— Given problem —
Go through the data below. Pull out every line that has the word "color".

— Dataset —
[Begin]

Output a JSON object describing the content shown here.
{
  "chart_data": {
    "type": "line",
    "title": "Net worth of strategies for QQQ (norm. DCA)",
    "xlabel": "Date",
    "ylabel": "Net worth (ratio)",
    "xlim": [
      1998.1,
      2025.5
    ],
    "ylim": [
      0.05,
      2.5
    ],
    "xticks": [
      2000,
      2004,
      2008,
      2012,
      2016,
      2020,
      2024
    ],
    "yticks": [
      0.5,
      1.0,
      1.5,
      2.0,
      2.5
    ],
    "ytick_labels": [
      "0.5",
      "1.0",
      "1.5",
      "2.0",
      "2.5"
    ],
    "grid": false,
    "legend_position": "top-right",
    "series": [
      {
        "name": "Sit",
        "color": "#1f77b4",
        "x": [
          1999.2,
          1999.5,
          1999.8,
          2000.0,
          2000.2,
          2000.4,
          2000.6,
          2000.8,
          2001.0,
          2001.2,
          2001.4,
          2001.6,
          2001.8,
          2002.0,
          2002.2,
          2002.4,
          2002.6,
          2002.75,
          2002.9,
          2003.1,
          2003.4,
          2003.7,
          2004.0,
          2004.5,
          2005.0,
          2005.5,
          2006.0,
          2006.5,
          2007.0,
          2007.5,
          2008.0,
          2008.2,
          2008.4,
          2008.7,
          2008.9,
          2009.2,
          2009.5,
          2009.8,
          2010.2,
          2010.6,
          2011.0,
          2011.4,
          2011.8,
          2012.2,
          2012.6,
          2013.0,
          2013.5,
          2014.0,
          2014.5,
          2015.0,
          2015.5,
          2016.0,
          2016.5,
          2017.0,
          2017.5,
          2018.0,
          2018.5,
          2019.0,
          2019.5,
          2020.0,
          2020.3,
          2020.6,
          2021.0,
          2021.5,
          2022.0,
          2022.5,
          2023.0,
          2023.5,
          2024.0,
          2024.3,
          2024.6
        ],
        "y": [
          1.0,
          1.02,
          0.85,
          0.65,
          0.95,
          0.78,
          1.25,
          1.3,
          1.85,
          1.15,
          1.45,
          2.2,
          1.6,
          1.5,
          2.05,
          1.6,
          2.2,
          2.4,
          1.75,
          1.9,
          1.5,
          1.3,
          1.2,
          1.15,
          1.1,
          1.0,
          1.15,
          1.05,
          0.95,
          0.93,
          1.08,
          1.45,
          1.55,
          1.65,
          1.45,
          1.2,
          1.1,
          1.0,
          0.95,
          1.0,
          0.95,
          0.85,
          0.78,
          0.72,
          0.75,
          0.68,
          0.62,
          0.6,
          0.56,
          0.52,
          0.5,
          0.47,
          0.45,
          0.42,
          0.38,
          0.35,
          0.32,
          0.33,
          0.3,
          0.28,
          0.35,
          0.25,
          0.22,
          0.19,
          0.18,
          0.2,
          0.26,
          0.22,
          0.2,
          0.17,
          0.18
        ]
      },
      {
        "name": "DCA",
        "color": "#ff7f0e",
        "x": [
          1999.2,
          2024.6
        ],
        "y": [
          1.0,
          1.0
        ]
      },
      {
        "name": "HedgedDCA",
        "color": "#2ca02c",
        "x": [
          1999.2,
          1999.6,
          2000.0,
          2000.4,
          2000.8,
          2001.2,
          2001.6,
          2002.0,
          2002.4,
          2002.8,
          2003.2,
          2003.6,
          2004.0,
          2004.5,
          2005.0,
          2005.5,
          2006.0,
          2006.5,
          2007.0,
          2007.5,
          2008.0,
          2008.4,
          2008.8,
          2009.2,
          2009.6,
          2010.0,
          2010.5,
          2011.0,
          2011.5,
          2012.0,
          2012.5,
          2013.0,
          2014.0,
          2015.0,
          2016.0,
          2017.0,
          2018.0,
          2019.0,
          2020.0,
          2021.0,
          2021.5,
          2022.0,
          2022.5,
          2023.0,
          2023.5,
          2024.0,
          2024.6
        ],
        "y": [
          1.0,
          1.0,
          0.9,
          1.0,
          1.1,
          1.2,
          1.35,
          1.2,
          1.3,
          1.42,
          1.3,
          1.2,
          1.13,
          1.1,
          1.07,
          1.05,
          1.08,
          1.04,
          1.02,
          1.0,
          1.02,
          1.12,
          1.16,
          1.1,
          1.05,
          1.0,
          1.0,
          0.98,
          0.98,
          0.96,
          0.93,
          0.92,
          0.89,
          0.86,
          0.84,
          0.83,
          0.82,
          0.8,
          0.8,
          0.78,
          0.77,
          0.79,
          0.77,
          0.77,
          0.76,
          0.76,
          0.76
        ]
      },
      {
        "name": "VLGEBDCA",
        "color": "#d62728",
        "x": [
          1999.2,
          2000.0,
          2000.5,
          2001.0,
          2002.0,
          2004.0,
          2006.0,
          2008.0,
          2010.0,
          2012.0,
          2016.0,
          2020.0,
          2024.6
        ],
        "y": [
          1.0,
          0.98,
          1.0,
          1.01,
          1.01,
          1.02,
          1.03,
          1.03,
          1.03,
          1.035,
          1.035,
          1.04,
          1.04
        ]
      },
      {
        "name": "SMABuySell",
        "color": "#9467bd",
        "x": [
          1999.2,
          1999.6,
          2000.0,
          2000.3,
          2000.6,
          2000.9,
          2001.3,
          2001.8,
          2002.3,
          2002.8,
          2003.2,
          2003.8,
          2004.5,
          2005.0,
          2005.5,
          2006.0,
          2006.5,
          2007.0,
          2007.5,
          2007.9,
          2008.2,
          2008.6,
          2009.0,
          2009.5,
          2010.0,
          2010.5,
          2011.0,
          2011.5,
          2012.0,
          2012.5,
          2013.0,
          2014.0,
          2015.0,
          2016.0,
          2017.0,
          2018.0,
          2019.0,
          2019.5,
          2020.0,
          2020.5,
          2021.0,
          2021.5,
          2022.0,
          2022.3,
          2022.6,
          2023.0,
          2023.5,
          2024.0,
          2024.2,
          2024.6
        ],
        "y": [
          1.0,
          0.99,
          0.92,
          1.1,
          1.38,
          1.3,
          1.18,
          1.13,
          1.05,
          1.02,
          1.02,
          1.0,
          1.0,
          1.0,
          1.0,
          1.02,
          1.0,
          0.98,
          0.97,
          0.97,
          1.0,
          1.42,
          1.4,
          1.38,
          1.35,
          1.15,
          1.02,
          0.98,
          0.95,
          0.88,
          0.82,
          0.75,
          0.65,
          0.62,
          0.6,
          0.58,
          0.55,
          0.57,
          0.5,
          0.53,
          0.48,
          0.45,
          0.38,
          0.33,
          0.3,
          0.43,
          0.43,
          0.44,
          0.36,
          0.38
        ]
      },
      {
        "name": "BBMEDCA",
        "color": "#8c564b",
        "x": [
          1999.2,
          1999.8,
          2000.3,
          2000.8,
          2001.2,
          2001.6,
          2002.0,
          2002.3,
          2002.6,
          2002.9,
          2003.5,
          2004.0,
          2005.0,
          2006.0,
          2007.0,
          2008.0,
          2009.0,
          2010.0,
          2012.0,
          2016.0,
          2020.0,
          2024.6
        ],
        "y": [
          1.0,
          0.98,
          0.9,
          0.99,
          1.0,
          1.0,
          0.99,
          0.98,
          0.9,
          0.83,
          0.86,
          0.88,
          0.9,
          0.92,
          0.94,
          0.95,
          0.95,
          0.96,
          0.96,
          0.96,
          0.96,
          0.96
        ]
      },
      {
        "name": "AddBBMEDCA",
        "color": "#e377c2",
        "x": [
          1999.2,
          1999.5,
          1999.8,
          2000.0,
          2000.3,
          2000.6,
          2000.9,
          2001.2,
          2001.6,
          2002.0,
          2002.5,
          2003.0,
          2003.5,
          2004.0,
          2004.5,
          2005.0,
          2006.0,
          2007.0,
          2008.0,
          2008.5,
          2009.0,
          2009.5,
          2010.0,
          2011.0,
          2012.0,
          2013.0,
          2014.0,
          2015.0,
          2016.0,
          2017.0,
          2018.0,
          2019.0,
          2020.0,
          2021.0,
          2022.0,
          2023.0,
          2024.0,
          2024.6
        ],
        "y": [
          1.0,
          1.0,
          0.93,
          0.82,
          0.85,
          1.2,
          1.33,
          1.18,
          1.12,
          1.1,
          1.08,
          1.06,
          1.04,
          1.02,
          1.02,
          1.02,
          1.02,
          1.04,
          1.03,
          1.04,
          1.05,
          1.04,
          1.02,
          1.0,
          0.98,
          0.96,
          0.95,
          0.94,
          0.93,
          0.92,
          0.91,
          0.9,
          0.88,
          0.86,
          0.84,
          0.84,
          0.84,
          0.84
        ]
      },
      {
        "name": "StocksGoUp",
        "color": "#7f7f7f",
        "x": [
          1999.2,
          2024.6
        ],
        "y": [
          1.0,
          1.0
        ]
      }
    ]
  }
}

[End]

— Correct response —
        "color": "#1f77b4",
        "color": "#ff7f0e",
        "color": "#2ca02c",
        "color": "#d62728",
        "color": "#9467bd",
        "color": "#8c564b",
        "color": "#e377c2",
        "color": "#7f7f7f",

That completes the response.